* _PASSAGE PROVIDED_:
——————
Re: Cassandra Snapshots giving me corrupted SSTables in the logs

Posted by Jonathan Haddad <jo...@jonhaddad.com>.

I will +1 the recommendation on using tablesnap over EBS.  S3 is at least
predictable.

Additionally, from a practical standpoint, you may want to back up your
sstables somewhere.  If you use S3, it's easy to pull just the new tables
out via aws-cli tools (s3 sync), to your remote, non-aws server, and not
incur the overhead of routinely backing up the entire dataset.  For a non
trivial database, this matters quite a bit.


On Fri, Mar 28, 2014 at 1:21 PM, Laing, Michael
<mi...@nytimes.com>wrote:

> As I tried to say, EBS snapshots require much care or you get corruption
> such as you have encountered.
>
> Does Cassandra quiesce the file system after a snapshot using fsfreeze or
> xfs_freeze? Somehow I doubt it...
>
>
> On Fri, Mar 28, 2014 at 4:17 PM, Jonathan Haddad <jo...@jonhaddad.com>wrote:
>
>> I have a nagging memory of reading about issues with virtualization and
>> not actually having durable versions of your data even after an fsync
>> (within the VM).  Googling around lead me to this post:
>> http://petercai.com/virtualization-is-bad-for-database-integrity/
>>
>> It's possible you're hitting this issue, with with the virtualization
>> layer, or with EBS itself.  Just a shot in the dark though, other people
>> would likely know much more than I.
>>
>>
>>
>> On Fri, Mar 28, 2014 at 12:50 PM, Russ Lavoie <us...@yahoo.com>wrote:
>>
>>> Robert,
>>>
>>> That is what I thought as well.  But apparently something is happening.
>>>  The only way I can get away with doing this is adding a sleep 60 right
>>> after the nodetool snapshot is executed.  I can reproduce this 100% of the
>>> time by not issuing a sleep after nodetool snapshot.
>>>
>>> This is the error.
——————
* _DATA SECTION_:
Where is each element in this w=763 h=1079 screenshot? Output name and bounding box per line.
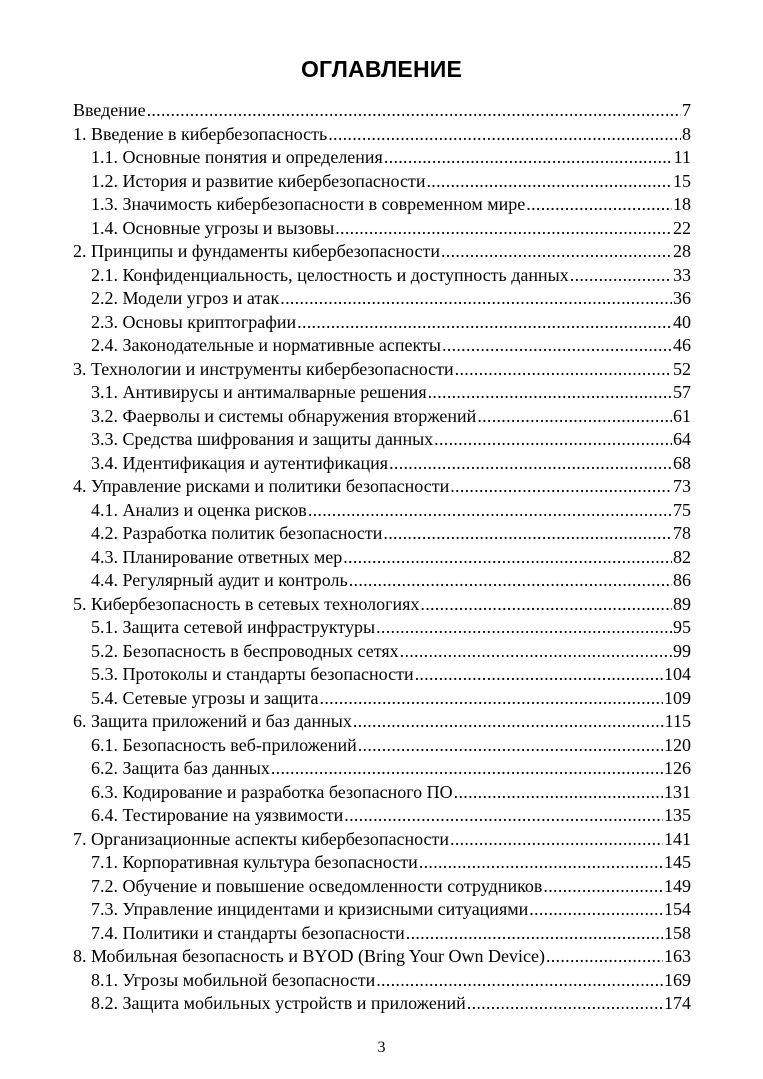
——————
* _SET OF TASKS_:
(A) In the Cassandra snapshots thread, reproduce the text word for word from "Posted by Jonathan" up to and including "quite a bit.".
(B) According to the Cassandra snapshots thread, what does Russ Lavoie have to add right after nodetool snapshot is executed to avoid the problem?

* _RESULTS OF THE EXERCISE_:
(A)
Posted by Jonathan Haddad <jo...@jonhaddad.com>.

I will +1 the recommendation on using tablesnap over EBS.  S3 is at least
predictable.

Additionally, from a practical standpoint, you may want to back up your
sstables somewhere.  If you use S3, it's easy to pull just the new tables
out via aws-cli tools (s3 sync), to your remote, non-aws server, and not
incur the overhead of routinely backing up the entire dataset.  For a non
trivial database, this matters quite a bit.

(B) A sleep 60.